→ Required work:
Pull every line that holds the word "color" from the entries.

start Given information

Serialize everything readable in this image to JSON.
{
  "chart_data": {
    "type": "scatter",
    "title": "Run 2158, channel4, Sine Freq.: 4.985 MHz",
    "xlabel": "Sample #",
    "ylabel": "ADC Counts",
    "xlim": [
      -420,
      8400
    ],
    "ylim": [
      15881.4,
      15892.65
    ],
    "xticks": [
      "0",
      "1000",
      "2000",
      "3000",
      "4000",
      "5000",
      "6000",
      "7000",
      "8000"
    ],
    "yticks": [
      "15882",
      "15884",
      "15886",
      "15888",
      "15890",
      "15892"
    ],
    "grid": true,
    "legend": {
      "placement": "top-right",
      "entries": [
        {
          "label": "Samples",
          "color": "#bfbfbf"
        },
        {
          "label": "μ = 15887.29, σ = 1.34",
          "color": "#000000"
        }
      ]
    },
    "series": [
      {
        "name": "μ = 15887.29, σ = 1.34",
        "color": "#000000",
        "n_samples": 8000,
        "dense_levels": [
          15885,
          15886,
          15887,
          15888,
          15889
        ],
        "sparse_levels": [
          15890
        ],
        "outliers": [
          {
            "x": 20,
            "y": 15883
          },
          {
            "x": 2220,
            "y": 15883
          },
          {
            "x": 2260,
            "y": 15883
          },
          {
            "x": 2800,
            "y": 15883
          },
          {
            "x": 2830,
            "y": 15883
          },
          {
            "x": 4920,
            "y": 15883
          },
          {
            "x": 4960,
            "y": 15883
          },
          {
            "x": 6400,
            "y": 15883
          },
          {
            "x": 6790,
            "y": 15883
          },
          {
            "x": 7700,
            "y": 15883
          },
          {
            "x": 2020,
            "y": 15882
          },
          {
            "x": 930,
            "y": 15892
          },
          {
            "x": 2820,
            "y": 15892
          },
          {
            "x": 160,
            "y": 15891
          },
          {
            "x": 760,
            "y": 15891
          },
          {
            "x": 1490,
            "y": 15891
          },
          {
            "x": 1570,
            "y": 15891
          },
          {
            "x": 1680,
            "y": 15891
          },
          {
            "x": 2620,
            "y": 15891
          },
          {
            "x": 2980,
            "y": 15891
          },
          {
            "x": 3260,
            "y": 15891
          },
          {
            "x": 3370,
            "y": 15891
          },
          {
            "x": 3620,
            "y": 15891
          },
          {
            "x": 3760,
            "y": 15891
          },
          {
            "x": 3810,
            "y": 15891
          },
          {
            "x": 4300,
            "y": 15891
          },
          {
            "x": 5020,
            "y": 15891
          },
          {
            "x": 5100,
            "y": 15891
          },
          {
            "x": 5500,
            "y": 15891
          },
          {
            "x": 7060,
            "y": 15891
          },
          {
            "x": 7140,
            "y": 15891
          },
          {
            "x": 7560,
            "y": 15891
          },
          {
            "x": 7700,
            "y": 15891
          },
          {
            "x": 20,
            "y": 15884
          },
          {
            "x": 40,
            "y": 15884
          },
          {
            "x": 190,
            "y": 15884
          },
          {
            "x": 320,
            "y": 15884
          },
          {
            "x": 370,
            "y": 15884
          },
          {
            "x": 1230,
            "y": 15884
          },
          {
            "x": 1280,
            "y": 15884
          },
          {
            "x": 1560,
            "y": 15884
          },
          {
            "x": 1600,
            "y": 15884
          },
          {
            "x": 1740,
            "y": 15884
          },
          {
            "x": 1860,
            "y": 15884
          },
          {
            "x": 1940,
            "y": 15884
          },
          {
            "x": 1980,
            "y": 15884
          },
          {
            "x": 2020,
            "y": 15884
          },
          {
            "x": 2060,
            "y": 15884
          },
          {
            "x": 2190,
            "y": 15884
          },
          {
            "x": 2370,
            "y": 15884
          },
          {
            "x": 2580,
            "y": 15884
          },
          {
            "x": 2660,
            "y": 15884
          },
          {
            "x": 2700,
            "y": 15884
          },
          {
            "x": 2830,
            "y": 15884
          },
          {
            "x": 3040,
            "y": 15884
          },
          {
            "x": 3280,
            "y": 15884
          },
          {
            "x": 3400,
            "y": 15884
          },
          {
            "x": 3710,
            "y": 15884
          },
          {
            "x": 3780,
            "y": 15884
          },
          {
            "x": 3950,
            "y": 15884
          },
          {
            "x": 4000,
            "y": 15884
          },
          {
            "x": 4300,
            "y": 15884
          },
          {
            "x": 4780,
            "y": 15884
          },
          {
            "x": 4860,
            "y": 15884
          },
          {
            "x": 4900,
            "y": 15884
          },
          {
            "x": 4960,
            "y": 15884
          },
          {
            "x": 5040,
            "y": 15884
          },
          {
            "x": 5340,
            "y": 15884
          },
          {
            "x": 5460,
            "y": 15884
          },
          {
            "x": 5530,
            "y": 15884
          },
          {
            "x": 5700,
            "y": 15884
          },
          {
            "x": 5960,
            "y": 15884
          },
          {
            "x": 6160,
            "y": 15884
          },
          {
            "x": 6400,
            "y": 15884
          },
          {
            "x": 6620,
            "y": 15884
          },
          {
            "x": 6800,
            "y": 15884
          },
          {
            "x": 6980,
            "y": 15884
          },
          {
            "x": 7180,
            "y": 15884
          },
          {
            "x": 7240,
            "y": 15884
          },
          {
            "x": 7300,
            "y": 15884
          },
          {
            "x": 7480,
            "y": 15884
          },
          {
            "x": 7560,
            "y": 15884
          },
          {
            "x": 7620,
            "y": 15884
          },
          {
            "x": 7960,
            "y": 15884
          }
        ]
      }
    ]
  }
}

end Given information

→ Task output:
          "color": "#bfbfbf"
          "color": "#000000"
        "color": "#000000",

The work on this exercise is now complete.